*** Information given ***

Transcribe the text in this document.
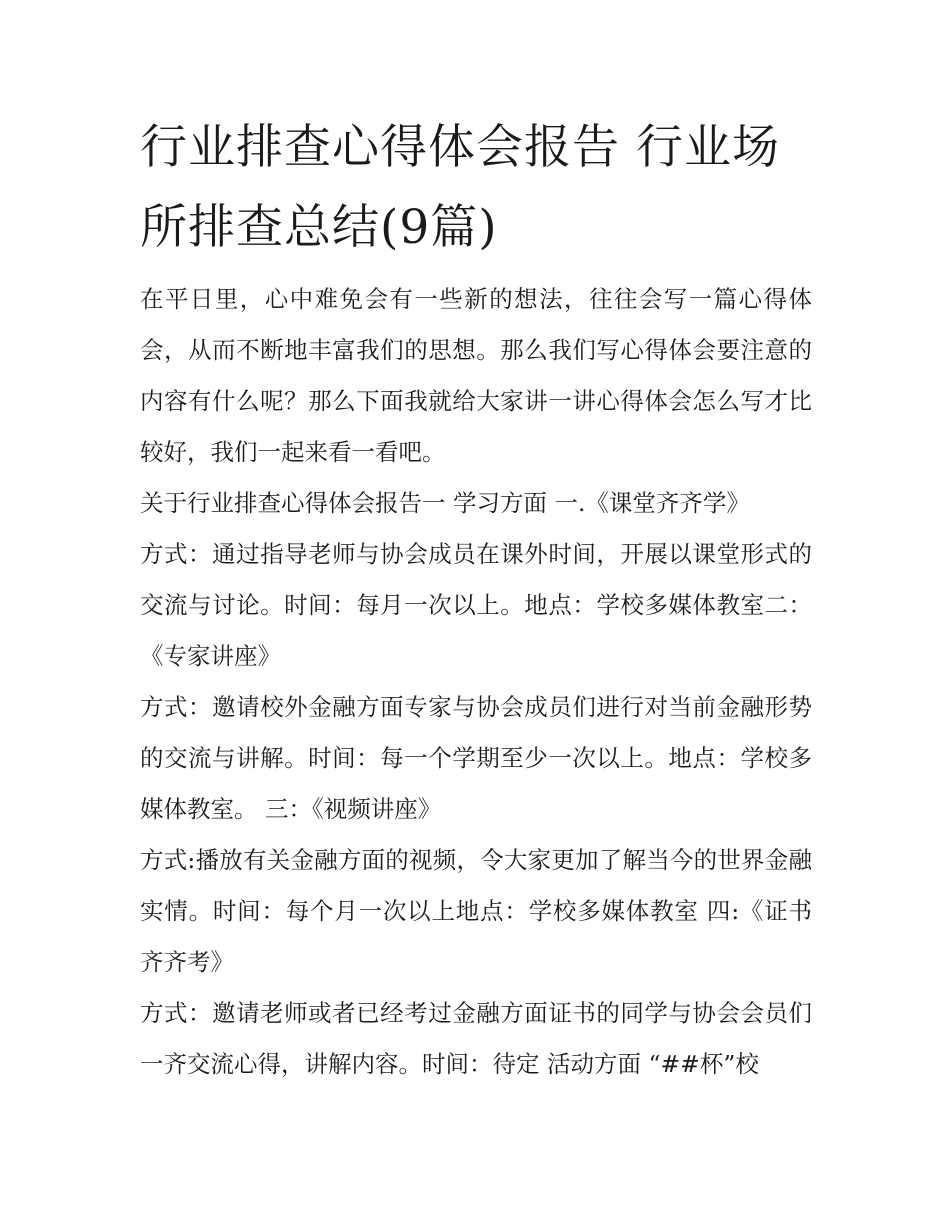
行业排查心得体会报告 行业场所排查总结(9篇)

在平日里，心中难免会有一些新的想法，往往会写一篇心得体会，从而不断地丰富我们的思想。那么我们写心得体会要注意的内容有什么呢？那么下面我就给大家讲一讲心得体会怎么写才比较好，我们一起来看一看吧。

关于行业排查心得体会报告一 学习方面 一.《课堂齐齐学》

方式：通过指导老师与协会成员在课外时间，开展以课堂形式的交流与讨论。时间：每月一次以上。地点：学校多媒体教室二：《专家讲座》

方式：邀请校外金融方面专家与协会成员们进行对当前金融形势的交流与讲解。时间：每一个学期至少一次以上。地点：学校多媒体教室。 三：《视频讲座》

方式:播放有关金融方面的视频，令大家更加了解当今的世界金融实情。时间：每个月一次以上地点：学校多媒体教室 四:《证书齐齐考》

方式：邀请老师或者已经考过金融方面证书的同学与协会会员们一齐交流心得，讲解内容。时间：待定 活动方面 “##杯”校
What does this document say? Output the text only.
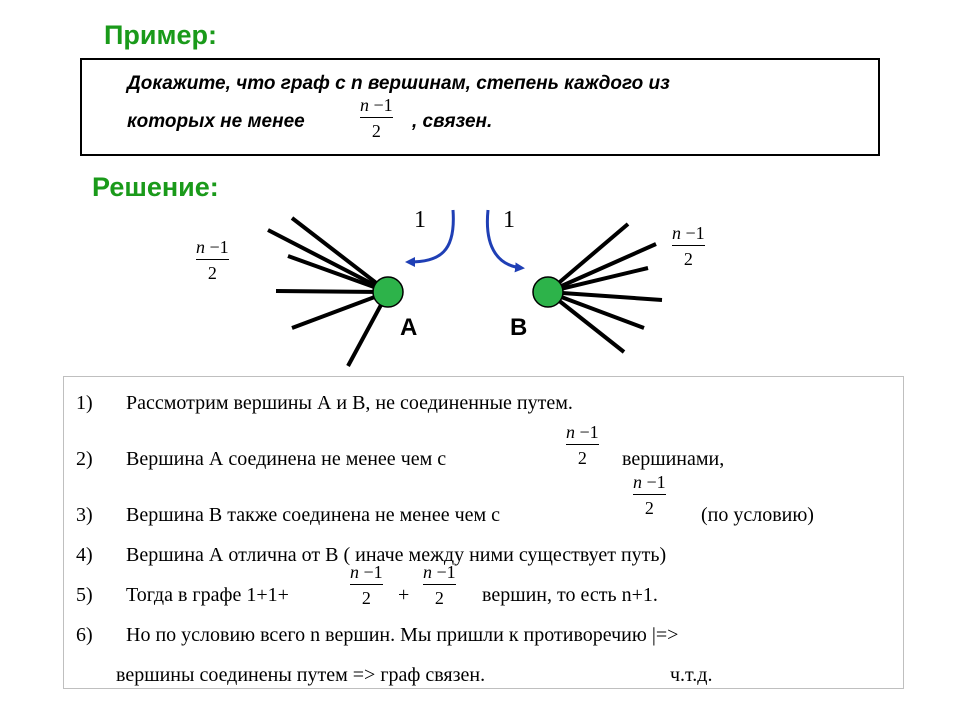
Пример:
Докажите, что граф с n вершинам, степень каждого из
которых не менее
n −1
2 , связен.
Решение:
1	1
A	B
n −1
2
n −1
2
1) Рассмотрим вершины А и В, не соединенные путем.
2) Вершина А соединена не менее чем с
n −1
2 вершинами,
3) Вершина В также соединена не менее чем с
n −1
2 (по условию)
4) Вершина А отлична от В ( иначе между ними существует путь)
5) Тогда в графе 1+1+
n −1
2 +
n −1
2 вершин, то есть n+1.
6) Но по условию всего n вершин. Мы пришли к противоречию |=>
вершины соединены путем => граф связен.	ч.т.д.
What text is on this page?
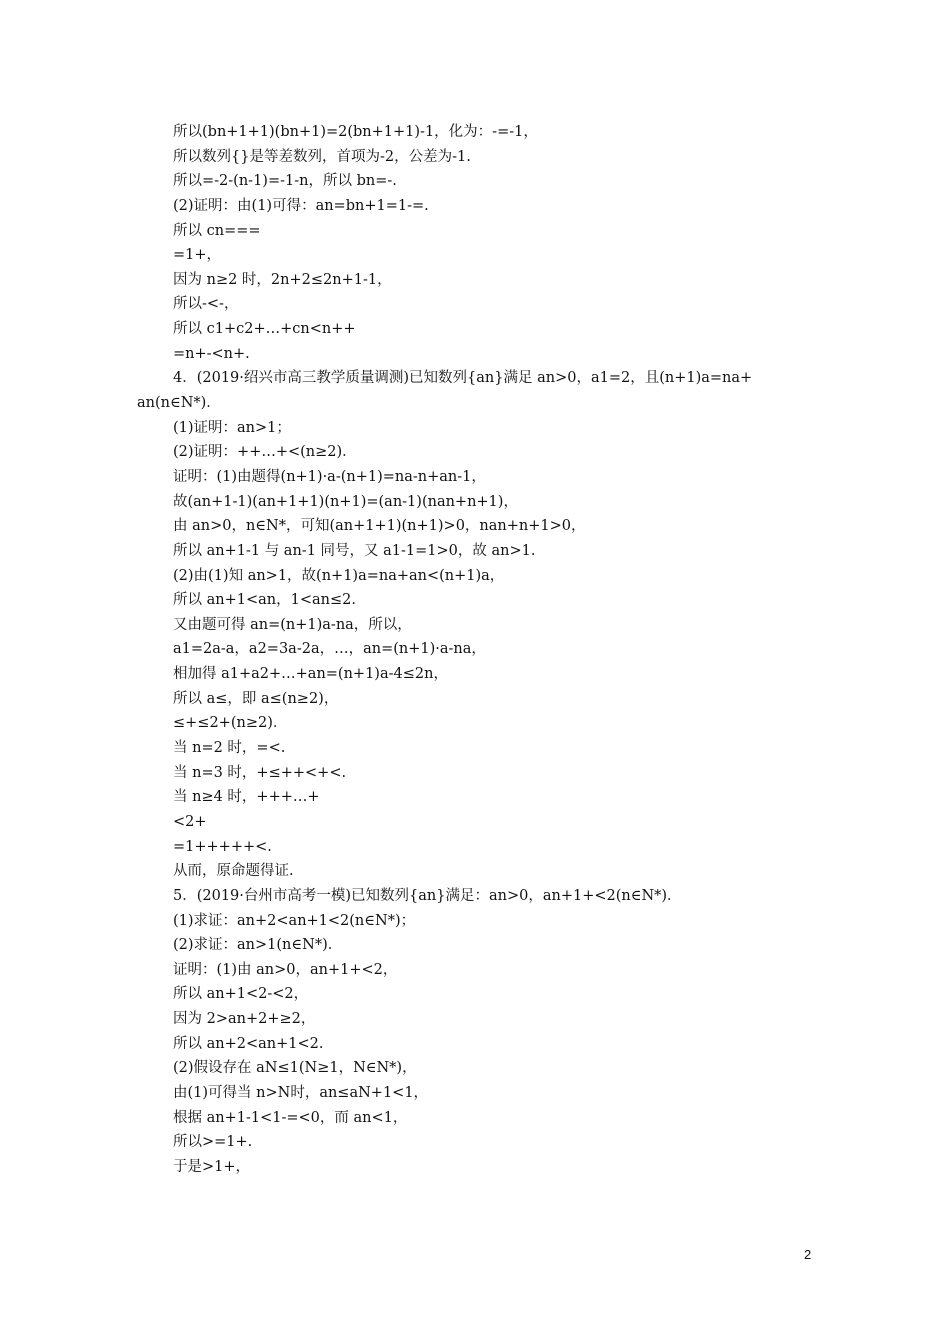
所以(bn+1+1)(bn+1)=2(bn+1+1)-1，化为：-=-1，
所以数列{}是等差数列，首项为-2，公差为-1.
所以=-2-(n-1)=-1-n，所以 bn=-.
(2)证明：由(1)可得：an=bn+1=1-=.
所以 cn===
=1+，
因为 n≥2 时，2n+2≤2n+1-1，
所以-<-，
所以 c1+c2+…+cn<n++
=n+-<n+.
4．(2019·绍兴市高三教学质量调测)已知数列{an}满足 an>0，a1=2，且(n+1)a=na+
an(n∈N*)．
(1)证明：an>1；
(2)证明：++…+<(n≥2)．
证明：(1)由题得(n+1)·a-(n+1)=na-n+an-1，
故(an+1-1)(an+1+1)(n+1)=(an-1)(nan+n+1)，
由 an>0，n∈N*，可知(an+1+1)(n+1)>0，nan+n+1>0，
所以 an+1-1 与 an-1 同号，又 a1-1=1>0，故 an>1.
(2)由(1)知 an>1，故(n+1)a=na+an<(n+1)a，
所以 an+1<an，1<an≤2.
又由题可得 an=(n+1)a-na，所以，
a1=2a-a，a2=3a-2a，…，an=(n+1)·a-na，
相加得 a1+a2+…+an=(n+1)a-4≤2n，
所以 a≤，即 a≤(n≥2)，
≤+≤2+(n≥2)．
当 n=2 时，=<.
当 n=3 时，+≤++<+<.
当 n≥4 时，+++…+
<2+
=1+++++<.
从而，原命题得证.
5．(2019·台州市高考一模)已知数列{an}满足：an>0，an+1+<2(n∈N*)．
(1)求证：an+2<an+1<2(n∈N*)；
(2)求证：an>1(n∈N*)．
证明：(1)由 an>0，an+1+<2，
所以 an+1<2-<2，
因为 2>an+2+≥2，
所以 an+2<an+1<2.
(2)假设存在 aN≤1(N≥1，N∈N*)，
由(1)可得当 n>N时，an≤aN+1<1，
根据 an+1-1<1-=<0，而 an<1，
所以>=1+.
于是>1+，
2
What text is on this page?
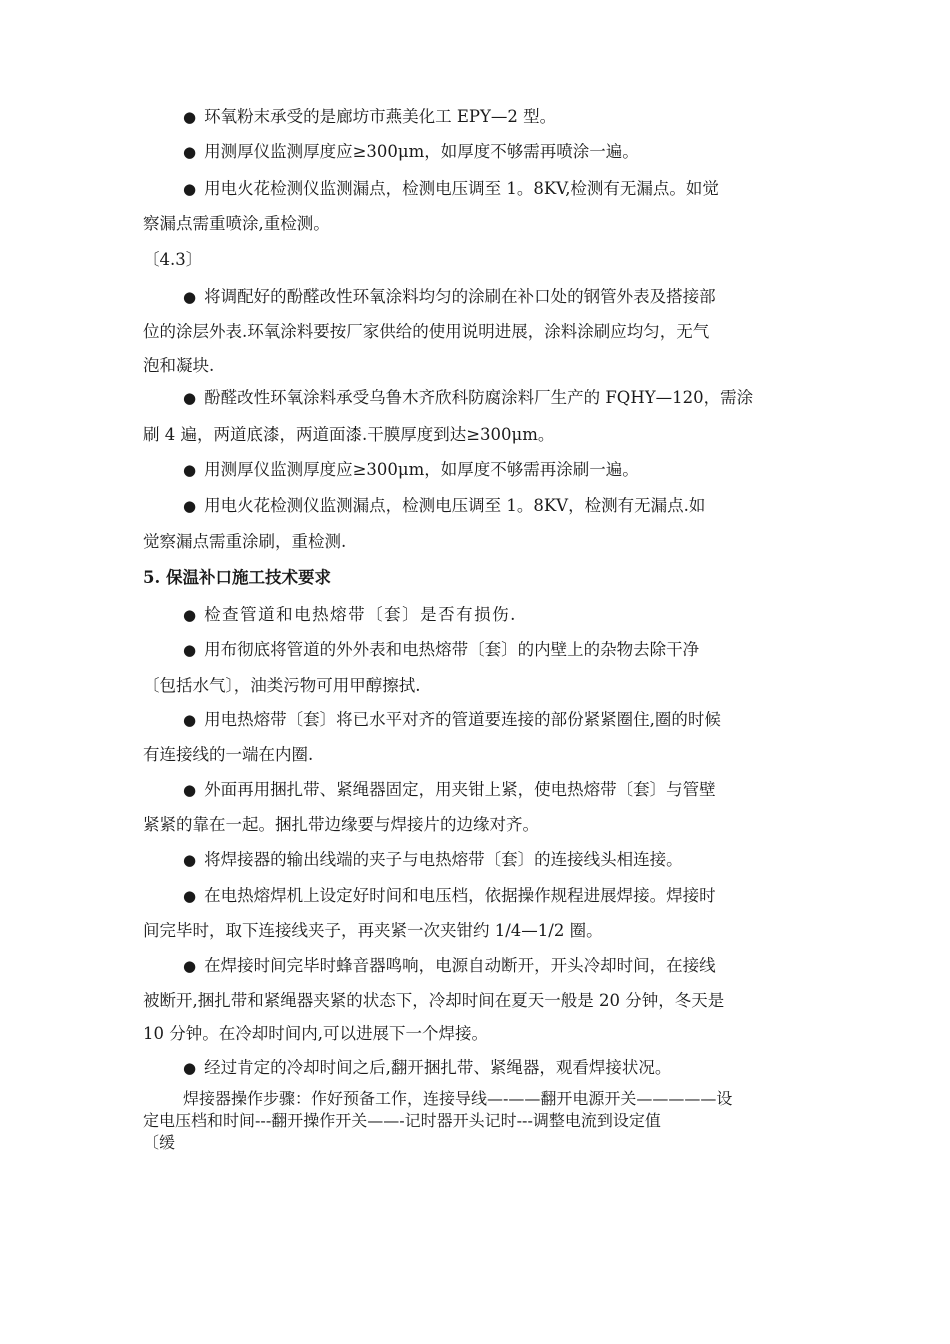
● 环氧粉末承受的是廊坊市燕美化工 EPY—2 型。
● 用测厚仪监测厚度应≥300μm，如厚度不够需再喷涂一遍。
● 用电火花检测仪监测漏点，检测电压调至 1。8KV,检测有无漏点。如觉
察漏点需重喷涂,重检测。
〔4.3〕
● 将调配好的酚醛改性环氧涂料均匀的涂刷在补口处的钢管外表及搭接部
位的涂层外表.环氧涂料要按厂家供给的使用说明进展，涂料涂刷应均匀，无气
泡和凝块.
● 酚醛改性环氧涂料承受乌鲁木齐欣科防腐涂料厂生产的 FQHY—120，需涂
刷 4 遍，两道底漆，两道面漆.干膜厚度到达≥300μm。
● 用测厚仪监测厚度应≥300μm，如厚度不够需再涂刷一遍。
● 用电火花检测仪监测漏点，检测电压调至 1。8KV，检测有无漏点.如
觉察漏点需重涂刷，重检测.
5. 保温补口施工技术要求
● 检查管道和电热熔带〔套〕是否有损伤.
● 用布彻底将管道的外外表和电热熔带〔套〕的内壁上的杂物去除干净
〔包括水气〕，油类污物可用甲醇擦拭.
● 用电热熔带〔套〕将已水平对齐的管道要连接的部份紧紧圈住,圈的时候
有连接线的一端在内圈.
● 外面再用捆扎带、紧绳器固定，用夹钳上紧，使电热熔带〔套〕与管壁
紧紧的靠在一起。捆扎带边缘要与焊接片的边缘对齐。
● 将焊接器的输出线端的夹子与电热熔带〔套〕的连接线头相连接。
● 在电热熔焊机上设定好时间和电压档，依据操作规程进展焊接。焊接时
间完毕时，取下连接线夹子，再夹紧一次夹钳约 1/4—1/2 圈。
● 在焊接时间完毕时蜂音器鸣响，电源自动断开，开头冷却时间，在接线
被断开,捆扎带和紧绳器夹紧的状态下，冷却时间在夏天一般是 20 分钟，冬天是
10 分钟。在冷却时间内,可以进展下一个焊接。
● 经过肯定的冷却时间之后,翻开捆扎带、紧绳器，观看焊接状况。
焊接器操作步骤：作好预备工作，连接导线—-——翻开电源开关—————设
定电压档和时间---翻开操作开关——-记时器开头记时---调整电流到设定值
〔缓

***

Exercise objective:
With the pictures left out, transcribe the material exactly.

Written solution:
Transcribe the text in this document.
行业排查心得体会报告 行业场所排查总结(9篇)

在平日里，心中难免会有一些新的想法，往往会写一篇心得体会，从而不断地丰富我们的思想。那么我们写心得体会要注意的内容有什么呢？那么下面我就给大家讲一讲心得体会怎么写才比较好，我们一起来看一看吧。

关于行业排查心得体会报告一 学习方面 一.《课堂齐齐学》

方式：通过指导老师与协会成员在课外时间，开展以课堂形式的交流与讨论。时间：每月一次以上。地点：学校多媒体教室二：《专家讲座》

方式：邀请校外金融方面专家与协会成员们进行对当前金融形势的交流与讲解。时间：每一个学期至少一次以上。地点：学校多媒体教室。 三：《视频讲座》

方式:播放有关金融方面的视频，令大家更加了解当今的世界金融实情。时间：每个月一次以上地点：学校多媒体教室 四:《证书齐齐考》

方式：邀请老师或者已经考过金融方面证书的同学与协会会员们一齐交流心得，讲解内容。时间：待定 活动方面 “##杯”校
What does this document say? Output the text only.
Пример:
Докажите, что граф с n вершинам, степень каждого из
которых не менее
n −1
2 , связен.
Решение:
1	1
A	B
n −1
2
n −1
2
1) Рассмотрим вершины А и В, не соединенные путем.
2) Вершина А соединена не менее чем с
n −1
2 вершинами,
3) Вершина В также соединена не менее чем с
n −1
2 (по условию)
4) Вершина А отлична от В ( иначе между ними существует путь)
5) Тогда в графе 1+1+
n −1
2 +
n −1
2 вершин, то есть n+1.
6) Но по условию всего n вершин. Мы пришли к противоречию |=>
вершины соединены путем => граф связен.	ч.т.д.
What text is on this page?
所以(bn+1+1)(bn+1)=2(bn+1+1)-1，化为：-=-1，
所以数列{}是等差数列，首项为-2，公差为-1.
所以=-2-(n-1)=-1-n，所以 bn=-.
(2)证明：由(1)可得：an=bn+1=1-=.
所以 cn===
=1+，
因为 n≥2 时，2n+2≤2n+1-1，
所以-<-，
所以 c1+c2+…+cn<n++
=n+-<n+.
4．(2019·绍兴市高三教学质量调测)已知数列{an}满足 an>0，a1=2，且(n+1)a=na+
an(n∈N*)．
(1)证明：an>1；
(2)证明：++…+<(n≥2)．
证明：(1)由题得(n+1)·a-(n+1)=na-n+an-1，
故(an+1-1)(an+1+1)(n+1)=(an-1)(nan+n+1)，
由 an>0，n∈N*，可知(an+1+1)(n+1)>0，nan+n+1>0，
所以 an+1-1 与 an-1 同号，又 a1-1=1>0，故 an>1.
(2)由(1)知 an>1，故(n+1)a=na+an<(n+1)a，
所以 an+1<an，1<an≤2.
又由题可得 an=(n+1)a-na，所以，
a1=2a-a，a2=3a-2a，…，an=(n+1)·a-na，
相加得 a1+a2+…+an=(n+1)a-4≤2n，
所以 a≤，即 a≤(n≥2)，
≤+≤2+(n≥2)．
当 n=2 时，=<.
当 n=3 时，+≤++<+<.
当 n≥4 时，+++…+
<2+
=1+++++<.
从而，原命题得证.
5．(2019·台州市高考一模)已知数列{an}满足：an>0，an+1+<2(n∈N*)．
(1)求证：an+2<an+1<2(n∈N*)；
(2)求证：an>1(n∈N*)．
证明：(1)由 an>0，an+1+<2，
所以 an+1<2-<2，
因为 2>an+2+≥2，
所以 an+2<an+1<2.
(2)假设存在 aN≤1(N≥1，N∈N*)，
由(1)可得当 n>N时，an≤aN+1<1，
根据 an+1-1<1-=<0，而 an<1，
所以>=1+.
于是>1+，
2
What text is on this page?
● 环氧粉末承受的是廊坊市燕美化工 EPY—2 型。
● 用测厚仪监测厚度应≥300μm，如厚度不够需再喷涂一遍。
● 用电火花检测仪监测漏点，检测电压调至 1。8KV,检测有无漏点。如觉
察漏点需重喷涂,重检测。
〔4.3〕
● 将调配好的酚醛改性环氧涂料均匀的涂刷在补口处的钢管外表及搭接部
位的涂层外表.环氧涂料要按厂家供给的使用说明进展，涂料涂刷应均匀，无气
泡和凝块.
● 酚醛改性环氧涂料承受乌鲁木齐欣科防腐涂料厂生产的 FQHY—120，需涂
刷 4 遍，两道底漆，两道面漆.干膜厚度到达≥300μm。
● 用测厚仪监测厚度应≥300μm，如厚度不够需再涂刷一遍。
● 用电火花检测仪监测漏点，检测电压调至 1。8KV，检测有无漏点.如
觉察漏点需重涂刷，重检测.
5. 保温补口施工技术要求
● 检查管道和电热熔带〔套〕是否有损伤.
● 用布彻底将管道的外外表和电热熔带〔套〕的内壁上的杂物去除干净
〔包括水气〕，油类污物可用甲醇擦拭.
● 用电热熔带〔套〕将已水平对齐的管道要连接的部份紧紧圈住,圈的时候
有连接线的一端在内圈.
● 外面再用捆扎带、紧绳器固定，用夹钳上紧，使电热熔带〔套〕与管壁
紧紧的靠在一起。捆扎带边缘要与焊接片的边缘对齐。
● 将焊接器的输出线端的夹子与电热熔带〔套〕的连接线头相连接。
● 在电热熔焊机上设定好时间和电压档，依据操作规程进展焊接。焊接时
间完毕时，取下连接线夹子，再夹紧一次夹钳约 1/4—1/2 圈。
● 在焊接时间完毕时蜂音器鸣响，电源自动断开，开头冷却时间，在接线
被断开,捆扎带和紧绳器夹紧的状态下，冷却时间在夏天一般是 20 分钟，冬天是
10 分钟。在冷却时间内,可以进展下一个焊接。
● 经过肯定的冷却时间之后,翻开捆扎带、紧绳器，观看焊接状况。
焊接器操作步骤：作好预备工作，连接导线—-——翻开电源开关—————设
定电压档和时间---翻开操作开关——-记时器开头记时---调整电流到设定值
〔缓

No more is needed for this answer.